**Trecho selecionado:**
------------

Investigação no Cespe: Ex-diretores fora do serviço público

Quatro pessoas que dirigiram o órgão da UnB, entre elas Romilda Macarini, foram condenadas em processos disciplinares por irregularidades

O Ministério da Educação (MEC) e a Controladoria Geral da União (CGU) expulsaram do serviço público quatro ex-diretores do Centro de Seleção e Promoção de Eventos (Cespe), vinculado à Universidade de Brasília (UnB). Dois ainda tiveram maior penalidade, não podendo mais ocupar cargo algum na administração do Estado. É o caso de Romilda Macarini, que teve a exoneração convertida em destituição por improbidade administrativa. A conclusão do processo disciplinar contra ela é contundente. Foi expulsa “por não manter conduta compatível com a moralidade pública, por valer-se do cargo para lograr proveito próprio. E facilitado para que terceiros se enriquecessem ilicitamente”, aponta a decisão publicada no Diário Oficial da União, anteontem (leia fac-símile).

Os processos disciplinares foram abertos em decorrência da Operação Campus Limpo, deflagrada pela Polícia Federal e pelo Ministério Público para apurar denúncias de irregularidades, entre 2001 e 2005, no Cespe. Segundo a CGU, o montante de gastos indevidos na gestão de Romilda chegou a R$ 200 milhões. Ela era a diretora-geral do Cespe no período investigado. Outra ex-diretora-geral, Créa Antônia de Almeida recebeu a mesma punição. As duas não eram concursadas, apenas exerciam função comissionada — estavam em cargos de confiança indicados pelos ex-reitores Lauro Morhy e Timothy Mulholland.

------------

**Dados extraídos:**
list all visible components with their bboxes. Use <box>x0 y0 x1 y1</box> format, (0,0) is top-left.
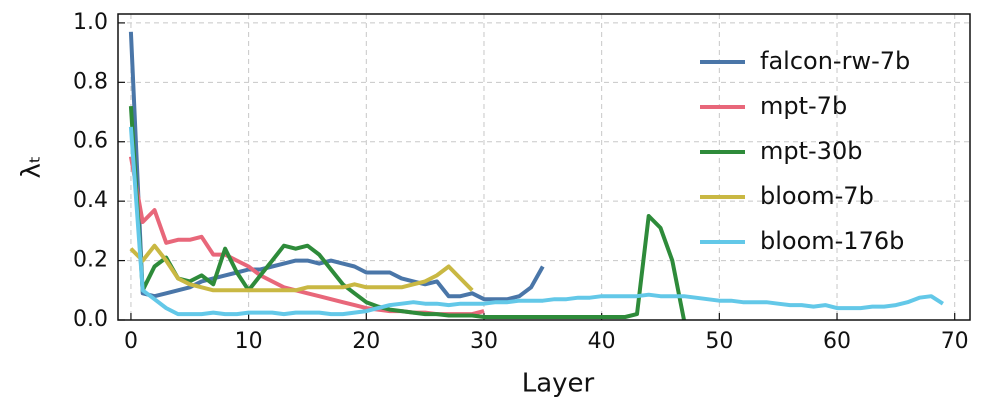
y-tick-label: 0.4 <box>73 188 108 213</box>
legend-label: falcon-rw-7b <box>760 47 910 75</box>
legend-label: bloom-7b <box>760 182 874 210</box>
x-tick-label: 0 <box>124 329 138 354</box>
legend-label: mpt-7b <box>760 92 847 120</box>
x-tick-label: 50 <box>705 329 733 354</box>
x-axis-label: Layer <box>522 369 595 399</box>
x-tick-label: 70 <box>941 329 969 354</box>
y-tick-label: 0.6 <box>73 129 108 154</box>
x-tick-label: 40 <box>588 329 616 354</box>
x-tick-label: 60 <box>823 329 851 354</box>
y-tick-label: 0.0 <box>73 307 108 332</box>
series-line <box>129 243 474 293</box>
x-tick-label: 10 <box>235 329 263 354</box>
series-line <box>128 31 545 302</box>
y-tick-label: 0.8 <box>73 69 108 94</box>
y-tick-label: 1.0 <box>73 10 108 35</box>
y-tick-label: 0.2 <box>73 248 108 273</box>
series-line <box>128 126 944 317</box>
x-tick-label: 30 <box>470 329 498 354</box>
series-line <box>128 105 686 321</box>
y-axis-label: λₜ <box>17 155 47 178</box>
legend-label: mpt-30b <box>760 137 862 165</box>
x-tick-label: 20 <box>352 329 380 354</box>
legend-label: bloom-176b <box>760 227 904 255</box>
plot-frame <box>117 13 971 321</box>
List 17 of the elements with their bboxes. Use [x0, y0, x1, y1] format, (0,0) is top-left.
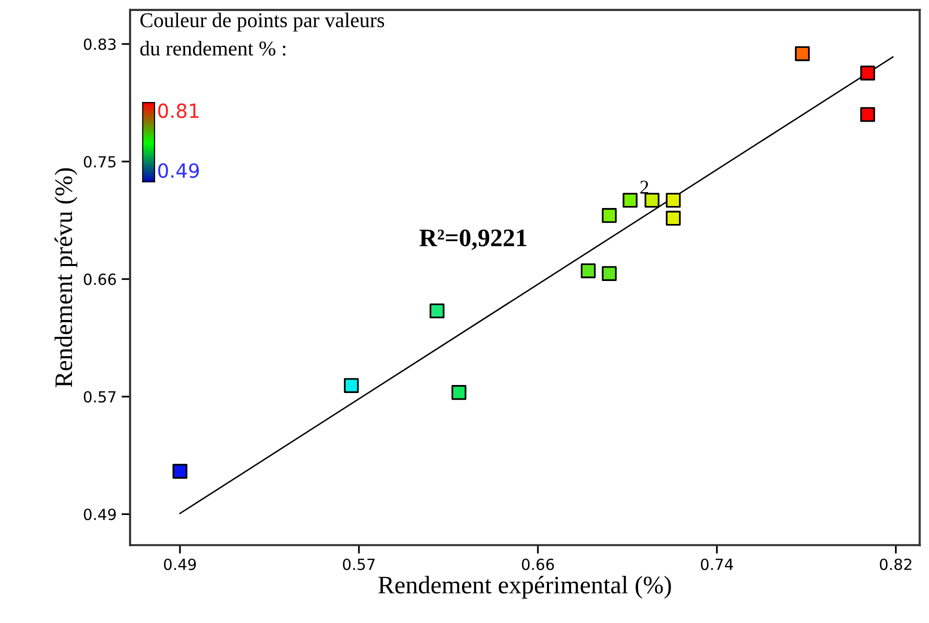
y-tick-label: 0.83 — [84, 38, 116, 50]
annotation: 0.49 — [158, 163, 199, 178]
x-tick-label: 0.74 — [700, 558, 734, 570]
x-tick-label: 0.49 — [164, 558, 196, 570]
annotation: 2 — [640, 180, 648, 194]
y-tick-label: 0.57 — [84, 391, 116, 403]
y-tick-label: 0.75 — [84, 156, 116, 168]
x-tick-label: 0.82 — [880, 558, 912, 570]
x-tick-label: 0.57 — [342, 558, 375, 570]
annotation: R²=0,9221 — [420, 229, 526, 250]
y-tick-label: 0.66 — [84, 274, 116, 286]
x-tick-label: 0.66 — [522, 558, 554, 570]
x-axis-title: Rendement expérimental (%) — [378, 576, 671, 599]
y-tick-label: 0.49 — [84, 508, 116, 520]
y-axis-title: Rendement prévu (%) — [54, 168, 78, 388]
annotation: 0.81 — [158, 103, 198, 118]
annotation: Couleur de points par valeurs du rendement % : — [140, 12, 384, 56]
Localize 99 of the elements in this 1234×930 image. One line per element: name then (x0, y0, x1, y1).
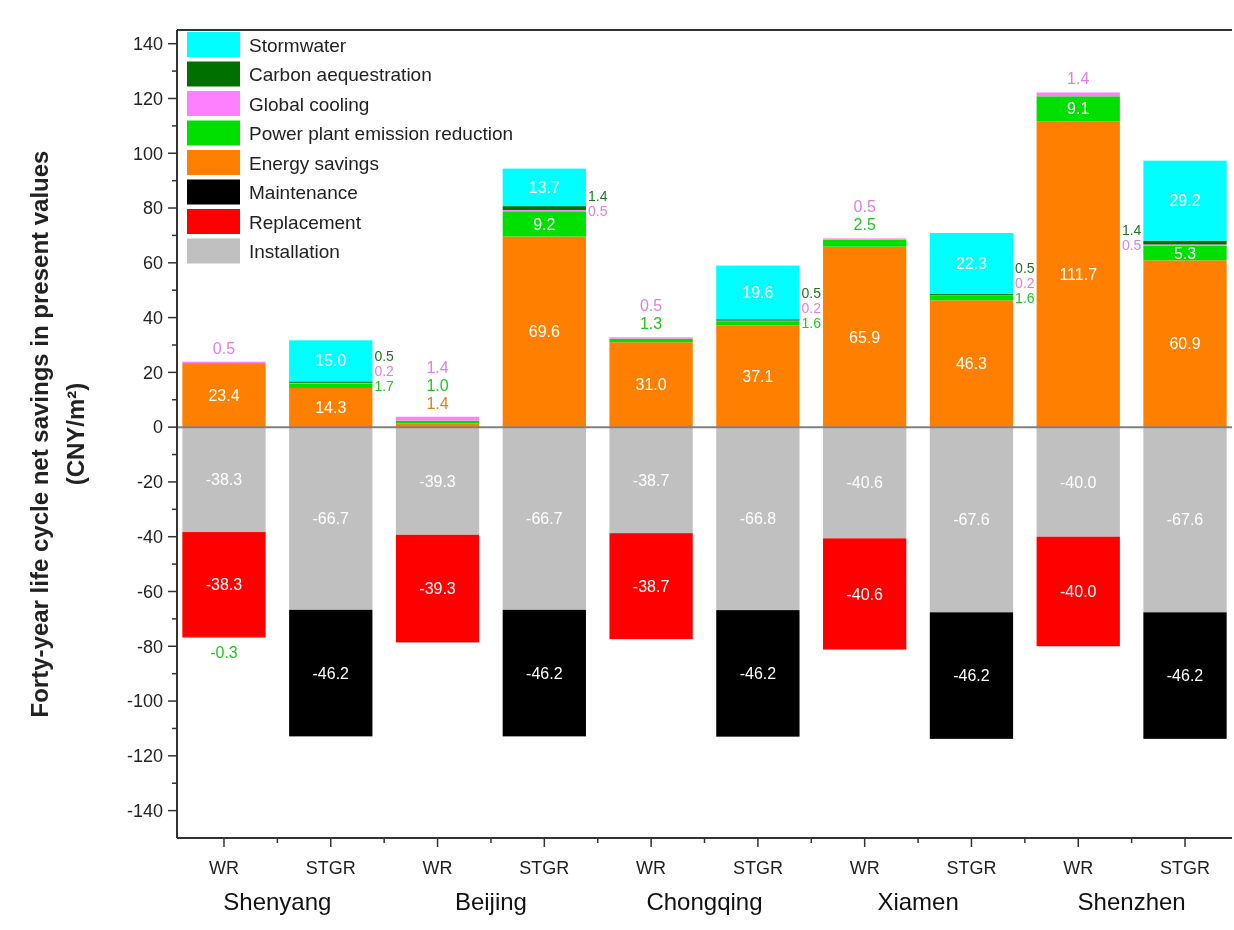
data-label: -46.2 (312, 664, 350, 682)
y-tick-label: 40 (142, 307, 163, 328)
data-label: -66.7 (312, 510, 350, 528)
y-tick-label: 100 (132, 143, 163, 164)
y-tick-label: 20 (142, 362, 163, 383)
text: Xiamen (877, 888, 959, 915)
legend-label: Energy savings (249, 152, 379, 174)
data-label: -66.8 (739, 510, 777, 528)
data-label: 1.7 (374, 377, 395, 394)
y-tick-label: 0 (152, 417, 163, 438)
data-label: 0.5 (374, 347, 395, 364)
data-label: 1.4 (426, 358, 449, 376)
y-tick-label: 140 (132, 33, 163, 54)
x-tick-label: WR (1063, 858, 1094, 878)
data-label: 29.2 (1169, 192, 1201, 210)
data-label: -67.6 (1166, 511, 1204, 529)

------------

**Exercícios propostos:**
(1) De acordo com a CGU, qual foi o montante de gastos indevidos na gestão de Romilda Macarini, segundo a notícia sobre o Cespe?
(2) Escreva a continuação da notícia sobre o Cespe a partir do ponto em que ela termina.
As linhas não têm nenhuma relação com esta atividade.

**Respostas por tarefa:**
(1) R$ 200 milhões.

(2)
Augusto Pinto da Silva Neto e Raimundo Cosmo de Lima Filho, servidores concursados da UnB, foram demitidos. Perderam seus direitos como funcionários públicos, mas não estão impedidos de retornar por convite para assumir cargo de confiança ou por novo concurso. A punição foi mais branda, porque a comissão disciplinar avaliou que eles não estavam ligados diretamente às práticas de corrupção, mas teriam sido omissos. Todos já estão fora do Cespe.

Os processos foram iniciados em 2008 com base nas denúncias do MP, da PF e análises da CGU. A Comissão Disciplinar foi composta por servidores da Controladoria Geral da União e o parecer deles foi acompanhado pelo Ministério da Educação. Contra Romilda e Créa pesou a constatação de pagamentos a empresas tercerizadas sem amparo legal e burla de licitação. Segundo a comissão, Romilda recebeu remuneração indevida, beneficiou parentes, realizou pagamentos sem critérios legais ou técnicos a pessoas físicas com ausência de comprovantes. O relatório da CGU foi encaminhado ao Tribunal de Contas da União (TCU) e ao Ministério Público Federal e ainda poderá resultar em diversas ações judiciais.

Passada a crise da Operação Campus Limpo e também o escândalo da Máfia dos Concursos, o Cespe se reestruturou e está sob novo comando. Não há mais funcionários ligados à gestão anterior. O Correio não localizou os quatro ex-diretores. Ainda cabe recurso da decisão.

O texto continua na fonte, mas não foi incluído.